▶ [Exercise description] All lines in the records that carry the string "text" are to be shown.

▶ [Supplied material]
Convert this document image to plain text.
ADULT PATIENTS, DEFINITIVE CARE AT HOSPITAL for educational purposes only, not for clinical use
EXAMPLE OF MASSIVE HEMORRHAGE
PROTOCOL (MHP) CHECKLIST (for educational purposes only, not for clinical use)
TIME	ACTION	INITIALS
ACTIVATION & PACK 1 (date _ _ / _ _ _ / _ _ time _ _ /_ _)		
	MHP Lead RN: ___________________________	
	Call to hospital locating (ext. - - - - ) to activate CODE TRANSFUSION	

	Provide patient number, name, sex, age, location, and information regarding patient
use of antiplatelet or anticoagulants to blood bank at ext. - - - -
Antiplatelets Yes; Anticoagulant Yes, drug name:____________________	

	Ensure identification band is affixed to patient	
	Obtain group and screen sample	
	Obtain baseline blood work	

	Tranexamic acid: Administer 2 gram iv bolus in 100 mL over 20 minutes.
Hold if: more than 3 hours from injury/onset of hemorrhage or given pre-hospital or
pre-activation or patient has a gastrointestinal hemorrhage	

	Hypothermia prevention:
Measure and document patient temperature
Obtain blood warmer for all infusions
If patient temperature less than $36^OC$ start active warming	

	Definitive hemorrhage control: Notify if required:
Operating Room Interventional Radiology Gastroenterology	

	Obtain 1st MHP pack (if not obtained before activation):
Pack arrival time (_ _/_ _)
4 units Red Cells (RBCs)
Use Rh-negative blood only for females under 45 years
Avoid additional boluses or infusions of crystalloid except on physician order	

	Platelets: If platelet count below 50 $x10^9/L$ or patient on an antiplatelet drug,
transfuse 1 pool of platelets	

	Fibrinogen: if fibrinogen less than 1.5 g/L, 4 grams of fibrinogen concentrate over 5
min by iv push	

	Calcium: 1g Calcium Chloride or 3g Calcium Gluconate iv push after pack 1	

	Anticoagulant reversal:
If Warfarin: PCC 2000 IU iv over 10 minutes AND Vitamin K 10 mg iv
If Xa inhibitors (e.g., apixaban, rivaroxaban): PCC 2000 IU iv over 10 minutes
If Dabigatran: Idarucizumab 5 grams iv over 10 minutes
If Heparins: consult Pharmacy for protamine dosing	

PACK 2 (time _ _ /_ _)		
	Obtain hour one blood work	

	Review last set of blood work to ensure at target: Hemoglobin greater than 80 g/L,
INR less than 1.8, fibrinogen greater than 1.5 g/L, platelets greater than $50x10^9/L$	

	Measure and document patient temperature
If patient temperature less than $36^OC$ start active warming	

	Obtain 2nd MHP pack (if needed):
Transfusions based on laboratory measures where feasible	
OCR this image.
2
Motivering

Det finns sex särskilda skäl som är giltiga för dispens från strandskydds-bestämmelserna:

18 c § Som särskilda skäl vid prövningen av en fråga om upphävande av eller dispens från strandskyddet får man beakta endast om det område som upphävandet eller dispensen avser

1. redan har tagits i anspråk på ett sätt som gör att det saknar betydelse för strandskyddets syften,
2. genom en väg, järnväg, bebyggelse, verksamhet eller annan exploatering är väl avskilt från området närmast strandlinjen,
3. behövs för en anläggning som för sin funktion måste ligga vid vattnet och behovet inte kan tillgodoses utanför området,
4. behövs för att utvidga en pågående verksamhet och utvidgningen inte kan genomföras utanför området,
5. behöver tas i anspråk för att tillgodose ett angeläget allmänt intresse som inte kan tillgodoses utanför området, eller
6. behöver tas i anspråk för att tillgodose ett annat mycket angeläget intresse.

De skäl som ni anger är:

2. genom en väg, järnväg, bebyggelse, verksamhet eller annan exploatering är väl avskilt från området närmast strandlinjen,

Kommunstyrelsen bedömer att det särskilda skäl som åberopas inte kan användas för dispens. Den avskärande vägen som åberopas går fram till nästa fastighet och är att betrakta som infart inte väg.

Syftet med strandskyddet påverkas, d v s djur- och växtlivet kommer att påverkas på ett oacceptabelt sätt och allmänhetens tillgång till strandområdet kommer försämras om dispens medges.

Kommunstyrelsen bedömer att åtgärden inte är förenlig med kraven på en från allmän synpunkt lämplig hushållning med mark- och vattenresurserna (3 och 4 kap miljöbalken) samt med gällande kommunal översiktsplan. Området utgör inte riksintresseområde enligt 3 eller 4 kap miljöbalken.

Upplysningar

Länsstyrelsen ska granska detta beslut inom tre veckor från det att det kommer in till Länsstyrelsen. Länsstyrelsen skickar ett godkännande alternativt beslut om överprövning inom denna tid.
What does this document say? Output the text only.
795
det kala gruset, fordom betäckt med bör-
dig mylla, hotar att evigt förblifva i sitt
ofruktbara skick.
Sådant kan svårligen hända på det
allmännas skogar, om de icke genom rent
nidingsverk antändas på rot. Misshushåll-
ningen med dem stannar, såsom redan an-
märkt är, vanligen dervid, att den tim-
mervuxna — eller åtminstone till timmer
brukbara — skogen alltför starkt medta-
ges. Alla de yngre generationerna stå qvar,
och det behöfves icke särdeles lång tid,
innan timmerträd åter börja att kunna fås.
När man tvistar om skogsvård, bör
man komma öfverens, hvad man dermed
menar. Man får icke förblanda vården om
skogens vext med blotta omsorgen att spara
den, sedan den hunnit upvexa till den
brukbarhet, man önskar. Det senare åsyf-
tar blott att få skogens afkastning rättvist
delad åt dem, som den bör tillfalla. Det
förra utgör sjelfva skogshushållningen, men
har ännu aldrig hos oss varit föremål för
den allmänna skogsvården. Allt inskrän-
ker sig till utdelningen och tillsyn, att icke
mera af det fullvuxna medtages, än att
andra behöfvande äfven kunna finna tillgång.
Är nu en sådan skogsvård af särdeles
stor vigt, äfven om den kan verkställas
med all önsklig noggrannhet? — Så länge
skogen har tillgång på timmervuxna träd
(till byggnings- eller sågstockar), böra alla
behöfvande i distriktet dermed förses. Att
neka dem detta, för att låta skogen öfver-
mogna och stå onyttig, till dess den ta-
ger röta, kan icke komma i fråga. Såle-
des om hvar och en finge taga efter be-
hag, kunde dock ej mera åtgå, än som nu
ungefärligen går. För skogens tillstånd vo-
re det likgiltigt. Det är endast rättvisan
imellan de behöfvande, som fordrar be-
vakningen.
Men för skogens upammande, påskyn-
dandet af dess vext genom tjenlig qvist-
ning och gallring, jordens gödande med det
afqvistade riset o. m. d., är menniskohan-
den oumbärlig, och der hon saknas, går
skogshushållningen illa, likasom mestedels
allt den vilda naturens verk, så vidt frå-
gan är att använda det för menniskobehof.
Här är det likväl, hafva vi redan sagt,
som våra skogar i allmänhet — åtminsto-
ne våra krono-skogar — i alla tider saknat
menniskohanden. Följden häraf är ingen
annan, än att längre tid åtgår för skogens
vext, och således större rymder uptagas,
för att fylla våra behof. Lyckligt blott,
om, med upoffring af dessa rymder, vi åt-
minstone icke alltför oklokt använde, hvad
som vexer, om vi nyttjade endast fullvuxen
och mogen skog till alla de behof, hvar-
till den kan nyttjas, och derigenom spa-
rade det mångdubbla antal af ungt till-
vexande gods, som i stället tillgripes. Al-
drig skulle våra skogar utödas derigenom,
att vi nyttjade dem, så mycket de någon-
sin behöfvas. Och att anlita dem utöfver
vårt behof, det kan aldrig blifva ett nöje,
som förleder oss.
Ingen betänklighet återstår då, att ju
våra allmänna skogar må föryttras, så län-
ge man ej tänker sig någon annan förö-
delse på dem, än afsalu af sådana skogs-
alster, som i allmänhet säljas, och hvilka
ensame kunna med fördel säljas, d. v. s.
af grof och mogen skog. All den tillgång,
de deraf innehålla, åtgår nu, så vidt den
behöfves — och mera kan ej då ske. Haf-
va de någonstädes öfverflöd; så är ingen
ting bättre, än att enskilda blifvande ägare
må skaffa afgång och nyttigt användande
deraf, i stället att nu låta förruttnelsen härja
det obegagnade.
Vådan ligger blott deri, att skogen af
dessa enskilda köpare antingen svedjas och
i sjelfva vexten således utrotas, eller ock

▶ [Answer box]
Convert this document image to plain text.
What does this document say? Output the text only.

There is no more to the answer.